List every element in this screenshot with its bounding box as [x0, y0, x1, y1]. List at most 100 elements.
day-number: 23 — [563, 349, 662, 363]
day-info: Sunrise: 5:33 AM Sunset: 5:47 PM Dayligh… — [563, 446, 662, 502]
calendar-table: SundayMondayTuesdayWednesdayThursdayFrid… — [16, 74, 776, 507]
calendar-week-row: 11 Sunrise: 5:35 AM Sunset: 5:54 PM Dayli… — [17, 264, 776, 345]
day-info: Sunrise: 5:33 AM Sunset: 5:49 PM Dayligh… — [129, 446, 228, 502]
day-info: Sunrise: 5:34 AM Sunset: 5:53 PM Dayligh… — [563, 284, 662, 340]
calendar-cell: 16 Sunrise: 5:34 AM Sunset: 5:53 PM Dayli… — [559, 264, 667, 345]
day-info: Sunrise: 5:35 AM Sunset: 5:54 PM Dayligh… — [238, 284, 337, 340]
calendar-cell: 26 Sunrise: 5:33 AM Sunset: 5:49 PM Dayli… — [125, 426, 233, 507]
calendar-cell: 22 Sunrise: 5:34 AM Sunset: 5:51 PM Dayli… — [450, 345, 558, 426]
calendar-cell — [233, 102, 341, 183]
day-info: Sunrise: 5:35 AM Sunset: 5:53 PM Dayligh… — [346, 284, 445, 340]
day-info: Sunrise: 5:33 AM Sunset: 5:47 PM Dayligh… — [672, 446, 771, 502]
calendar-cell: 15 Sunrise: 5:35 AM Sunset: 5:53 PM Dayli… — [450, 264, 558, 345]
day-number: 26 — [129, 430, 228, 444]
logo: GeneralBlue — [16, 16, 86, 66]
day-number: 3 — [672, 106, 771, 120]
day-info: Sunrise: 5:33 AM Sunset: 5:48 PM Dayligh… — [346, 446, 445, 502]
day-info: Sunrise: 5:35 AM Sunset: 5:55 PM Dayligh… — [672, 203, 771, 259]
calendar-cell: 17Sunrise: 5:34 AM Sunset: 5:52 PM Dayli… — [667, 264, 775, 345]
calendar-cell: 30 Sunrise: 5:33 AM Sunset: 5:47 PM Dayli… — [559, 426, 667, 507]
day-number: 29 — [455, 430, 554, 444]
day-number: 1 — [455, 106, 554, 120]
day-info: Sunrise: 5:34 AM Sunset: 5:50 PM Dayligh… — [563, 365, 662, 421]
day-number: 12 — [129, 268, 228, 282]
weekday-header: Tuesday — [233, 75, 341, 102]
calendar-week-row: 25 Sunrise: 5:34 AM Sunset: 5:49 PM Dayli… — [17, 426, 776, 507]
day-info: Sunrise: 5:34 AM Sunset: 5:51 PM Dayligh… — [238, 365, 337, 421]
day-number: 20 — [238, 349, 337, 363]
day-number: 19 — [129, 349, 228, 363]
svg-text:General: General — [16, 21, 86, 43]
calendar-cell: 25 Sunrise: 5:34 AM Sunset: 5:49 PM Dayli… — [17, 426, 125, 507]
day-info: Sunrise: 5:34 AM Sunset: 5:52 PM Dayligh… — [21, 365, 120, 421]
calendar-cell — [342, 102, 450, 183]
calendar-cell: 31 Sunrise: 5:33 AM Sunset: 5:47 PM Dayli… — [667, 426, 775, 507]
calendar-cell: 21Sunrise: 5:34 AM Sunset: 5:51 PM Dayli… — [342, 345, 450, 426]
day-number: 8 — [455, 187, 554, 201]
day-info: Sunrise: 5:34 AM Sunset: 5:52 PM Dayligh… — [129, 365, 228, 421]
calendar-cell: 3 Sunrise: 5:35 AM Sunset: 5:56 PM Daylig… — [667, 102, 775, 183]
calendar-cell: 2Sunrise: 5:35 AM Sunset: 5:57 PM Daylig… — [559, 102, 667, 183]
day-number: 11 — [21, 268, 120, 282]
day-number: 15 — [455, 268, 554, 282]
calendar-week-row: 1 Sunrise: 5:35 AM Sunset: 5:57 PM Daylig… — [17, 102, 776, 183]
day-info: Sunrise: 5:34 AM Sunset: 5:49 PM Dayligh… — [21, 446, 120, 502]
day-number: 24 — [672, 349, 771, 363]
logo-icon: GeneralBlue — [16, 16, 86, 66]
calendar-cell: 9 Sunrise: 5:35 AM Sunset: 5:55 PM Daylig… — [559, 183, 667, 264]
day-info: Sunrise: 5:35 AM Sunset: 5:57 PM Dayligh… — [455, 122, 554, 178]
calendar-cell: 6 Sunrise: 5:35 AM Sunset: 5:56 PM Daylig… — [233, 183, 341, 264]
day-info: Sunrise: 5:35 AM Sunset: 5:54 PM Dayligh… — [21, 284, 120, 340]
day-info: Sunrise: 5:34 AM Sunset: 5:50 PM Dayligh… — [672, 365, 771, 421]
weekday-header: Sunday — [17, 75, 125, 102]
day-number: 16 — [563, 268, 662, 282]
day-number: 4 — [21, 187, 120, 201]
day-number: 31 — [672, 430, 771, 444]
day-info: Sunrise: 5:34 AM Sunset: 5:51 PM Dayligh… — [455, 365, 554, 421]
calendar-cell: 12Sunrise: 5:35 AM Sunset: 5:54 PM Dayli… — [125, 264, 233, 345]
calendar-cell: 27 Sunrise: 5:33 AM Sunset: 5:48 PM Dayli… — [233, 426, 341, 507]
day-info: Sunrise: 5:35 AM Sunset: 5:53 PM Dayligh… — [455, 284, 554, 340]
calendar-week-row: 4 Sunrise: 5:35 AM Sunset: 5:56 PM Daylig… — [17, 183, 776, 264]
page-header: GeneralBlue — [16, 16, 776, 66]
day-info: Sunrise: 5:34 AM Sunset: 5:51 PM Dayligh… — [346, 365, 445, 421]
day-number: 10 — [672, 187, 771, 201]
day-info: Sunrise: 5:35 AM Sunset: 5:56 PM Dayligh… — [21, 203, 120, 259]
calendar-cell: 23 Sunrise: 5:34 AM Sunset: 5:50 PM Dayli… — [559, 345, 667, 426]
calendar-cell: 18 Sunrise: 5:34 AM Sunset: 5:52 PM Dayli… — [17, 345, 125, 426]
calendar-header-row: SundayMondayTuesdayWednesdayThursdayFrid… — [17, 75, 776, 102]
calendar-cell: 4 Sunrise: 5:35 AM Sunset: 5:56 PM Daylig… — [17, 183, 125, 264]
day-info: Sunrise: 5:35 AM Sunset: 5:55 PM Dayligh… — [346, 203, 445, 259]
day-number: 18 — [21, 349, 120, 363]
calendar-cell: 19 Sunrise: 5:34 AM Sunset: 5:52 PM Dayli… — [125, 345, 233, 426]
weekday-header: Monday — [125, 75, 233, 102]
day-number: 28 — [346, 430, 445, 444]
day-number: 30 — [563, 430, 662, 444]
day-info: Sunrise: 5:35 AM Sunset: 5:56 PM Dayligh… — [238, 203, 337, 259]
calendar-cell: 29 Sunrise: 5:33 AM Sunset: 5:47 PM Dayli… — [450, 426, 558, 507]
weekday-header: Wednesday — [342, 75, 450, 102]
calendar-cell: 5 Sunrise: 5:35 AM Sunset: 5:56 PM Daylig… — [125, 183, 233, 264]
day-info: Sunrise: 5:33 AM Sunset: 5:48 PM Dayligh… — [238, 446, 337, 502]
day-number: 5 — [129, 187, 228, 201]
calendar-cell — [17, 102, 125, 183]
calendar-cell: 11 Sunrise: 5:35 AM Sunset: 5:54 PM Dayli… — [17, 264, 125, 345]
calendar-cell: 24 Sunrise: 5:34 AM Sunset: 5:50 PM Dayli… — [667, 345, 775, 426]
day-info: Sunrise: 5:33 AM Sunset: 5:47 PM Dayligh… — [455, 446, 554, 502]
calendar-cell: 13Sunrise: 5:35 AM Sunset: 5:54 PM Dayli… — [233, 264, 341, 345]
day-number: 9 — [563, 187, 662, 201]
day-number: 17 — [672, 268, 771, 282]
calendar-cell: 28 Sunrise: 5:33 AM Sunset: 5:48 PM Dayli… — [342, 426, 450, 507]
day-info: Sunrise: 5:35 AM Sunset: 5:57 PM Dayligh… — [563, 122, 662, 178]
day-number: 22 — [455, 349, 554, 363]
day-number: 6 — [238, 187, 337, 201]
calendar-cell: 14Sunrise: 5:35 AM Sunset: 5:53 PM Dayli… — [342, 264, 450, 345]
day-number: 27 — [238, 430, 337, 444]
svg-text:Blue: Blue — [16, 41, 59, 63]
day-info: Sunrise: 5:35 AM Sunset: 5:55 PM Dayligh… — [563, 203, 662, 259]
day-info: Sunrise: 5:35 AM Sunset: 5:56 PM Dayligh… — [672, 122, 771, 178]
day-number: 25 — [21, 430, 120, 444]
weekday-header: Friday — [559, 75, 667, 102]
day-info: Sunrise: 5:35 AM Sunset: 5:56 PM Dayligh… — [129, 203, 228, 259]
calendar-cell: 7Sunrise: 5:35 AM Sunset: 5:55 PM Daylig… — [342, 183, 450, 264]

####################

Exercise aim:
Reproduce the records above verbatim, from the start of the records through the line that contains "weekday-header: Tuesday — [233, 75, 341, 102]", including both ends.

Task answer:
List every element in this screenshot with its bounding box as [x0, y0, x1, y1]. List at most 100 elements.
day-number: 23 — [563, 349, 662, 363]
day-info: Sunrise: 5:33 AM Sunset: 5:47 PM Dayligh… — [563, 446, 662, 502]
calendar-table: SundayMondayTuesdayWednesdayThursdayFrid… — [16, 74, 776, 507]
calendar-week-row: 11 Sunrise: 5:35 AM Sunset: 5:54 PM Dayli… — [17, 264, 776, 345]
day-info: Sunrise: 5:33 AM Sunset: 5:49 PM Dayligh… — [129, 446, 228, 502]
day-info: Sunrise: 5:34 AM Sunset: 5:53 PM Dayligh… — [563, 284, 662, 340]
calendar-cell: 16 Sunrise: 5:34 AM Sunset: 5:53 PM Dayli… — [559, 264, 667, 345]
day-info: Sunrise: 5:35 AM Sunset: 5:54 PM Dayligh… — [238, 284, 337, 340]
calendar-cell: 26 Sunrise: 5:33 AM Sunset: 5:49 PM Dayli… — [125, 426, 233, 507]
calendar-cell: 22 Sunrise: 5:34 AM Sunset: 5:51 PM Dayli… — [450, 345, 558, 426]
calendar-cell — [233, 102, 341, 183]
day-info: Sunrise: 5:35 AM Sunset: 5:53 PM Dayligh… — [346, 284, 445, 340]
day-info: Sunrise: 5:33 AM Sunset: 5:47 PM Dayligh… — [672, 446, 771, 502]
calendar-cell: 15 Sunrise: 5:35 AM Sunset: 5:53 PM Dayli… — [450, 264, 558, 345]
day-number: 26 — [129, 430, 228, 444]
logo: GeneralBlue — [16, 16, 86, 66]
day-number: 3 — [672, 106, 771, 120]
day-info: Sunrise: 5:33 AM Sunset: 5:48 PM Dayligh… — [346, 446, 445, 502]
day-info: Sunrise: 5:35 AM Sunset: 5:55 PM Dayligh… — [672, 203, 771, 259]
calendar-cell: 17Sunrise: 5:34 AM Sunset: 5:52 PM Dayli… — [667, 264, 775, 345]
calendar-cell: 30 Sunrise: 5:33 AM Sunset: 5:47 PM Dayli… — [559, 426, 667, 507]
day-number: 29 — [455, 430, 554, 444]
day-number: 1 — [455, 106, 554, 120]
day-info: Sunrise: 5:34 AM Sunset: 5:50 PM Dayligh… — [563, 365, 662, 421]
day-number: 12 — [129, 268, 228, 282]
weekday-header: Tuesday — [233, 75, 341, 102]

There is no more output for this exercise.